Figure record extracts
*****

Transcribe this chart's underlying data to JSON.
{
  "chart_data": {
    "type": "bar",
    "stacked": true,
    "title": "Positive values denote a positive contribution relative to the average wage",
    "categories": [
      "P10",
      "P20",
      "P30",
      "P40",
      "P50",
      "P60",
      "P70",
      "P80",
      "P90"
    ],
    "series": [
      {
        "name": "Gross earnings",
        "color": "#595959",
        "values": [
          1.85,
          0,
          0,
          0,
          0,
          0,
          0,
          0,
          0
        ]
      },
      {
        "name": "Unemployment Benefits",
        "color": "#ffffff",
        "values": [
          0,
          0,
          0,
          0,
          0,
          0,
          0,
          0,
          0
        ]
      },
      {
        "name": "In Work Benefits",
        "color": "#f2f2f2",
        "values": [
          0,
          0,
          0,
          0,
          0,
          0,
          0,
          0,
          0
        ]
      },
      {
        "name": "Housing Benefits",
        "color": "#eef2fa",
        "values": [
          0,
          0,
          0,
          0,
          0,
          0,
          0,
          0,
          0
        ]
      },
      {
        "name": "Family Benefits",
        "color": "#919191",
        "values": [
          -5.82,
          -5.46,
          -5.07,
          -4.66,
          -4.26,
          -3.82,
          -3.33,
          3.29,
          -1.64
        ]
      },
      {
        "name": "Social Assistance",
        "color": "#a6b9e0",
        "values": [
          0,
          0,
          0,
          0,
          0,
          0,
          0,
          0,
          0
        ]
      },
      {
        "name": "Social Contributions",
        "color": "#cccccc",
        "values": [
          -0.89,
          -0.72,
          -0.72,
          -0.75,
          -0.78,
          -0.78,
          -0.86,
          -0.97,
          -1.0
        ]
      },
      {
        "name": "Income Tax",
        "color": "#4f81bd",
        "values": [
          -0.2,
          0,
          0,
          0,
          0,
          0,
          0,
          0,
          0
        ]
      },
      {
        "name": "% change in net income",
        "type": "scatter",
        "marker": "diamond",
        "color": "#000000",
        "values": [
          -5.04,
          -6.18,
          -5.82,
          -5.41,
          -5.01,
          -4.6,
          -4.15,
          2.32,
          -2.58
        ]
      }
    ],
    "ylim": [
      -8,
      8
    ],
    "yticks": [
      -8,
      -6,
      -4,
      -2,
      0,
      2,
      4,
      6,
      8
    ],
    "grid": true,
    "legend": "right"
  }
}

*****

▶ **TO BE DONE**:
Restate the listing above word for word.

▶ **OUTPUT FOR THIS TASK**:
Transcribe this chart's underlying data to JSON.
{
  "chart_data": {
    "type": "bar",
    "stacked": true,
    "title": "Positive values denote a positive contribution relative to the average wage",
    "categories": [
      "P10",
      "P20",
      "P30",
      "P40",
      "P50",
      "P60",
      "P70",
      "P80",
      "P90"
    ],
    "series": [
      {
        "name": "Gross earnings",
        "color": "#595959",
        "values": [
          1.85,
          0,
          0,
          0,
          0,
          0,
          0,
          0,
          0
        ]
      },
      {
        "name": "Unemployment Benefits",
        "color": "#ffffff",
        "values": [
          0,
          0,
          0,
          0,
          0,
          0,
          0,
          0,
          0
        ]
      },
      {
        "name": "In Work Benefits",
        "color": "#f2f2f2",
        "values": [
          0,
          0,
          0,
          0,
          0,
          0,
          0,
          0,
          0
        ]
      },
      {
        "name": "Housing Benefits",
        "color": "#eef2fa",
        "values": [
          0,
          0,
          0,
          0,
          0,
          0,
          0,
          0,
          0
        ]
      },
      {
        "name": "Family Benefits",
        "color": "#919191",
        "values": [
          -5.82,
          -5.46,
          -5.07,
          -4.66,
          -4.26,
          -3.82,
          -3.33,
          3.29,
          -1.64
        ]
      },
      {
        "name": "Social Assistance",
        "color": "#a6b9e0",
        "values": [
          0,
          0,
          0,
          0,
          0,
          0,
          0,
          0,
          0
        ]
      },
      {
        "name": "Social Contributions",
        "color": "#cccccc",
        "values": [
          -0.89,
          -0.72,
          -0.72,
          -0.75,
          -0.78,
          -0.78,
          -0.86,
          -0.97,
          -1.0
        ]
      },
      {
        "name": "Income Tax",
        "color": "#4f81bd",
        "values": [
          -0.2,
          0,
          0,
          0,
          0,
          0,
          0,
          0,
          0
        ]
      },
      {
        "name": "% change in net income",
        "type": "scatter",
        "marker": "diamond",
        "color": "#000000",
        "values": [
          -5.04,
          -6.18,
          -5.82,
          -5.41,
          -5.01,
          -4.6,
          -4.15,
          2.32,
          -2.58
        ]
      }
    ],
    "ylim": [
      -8,
      8
    ],
    "yticks": [
      -8,
      -6,
      -4,
      -2,
      0,
      2,
      4,
      6,
      8
    ],
    "grid": true,
    "legend": "right"
  }
}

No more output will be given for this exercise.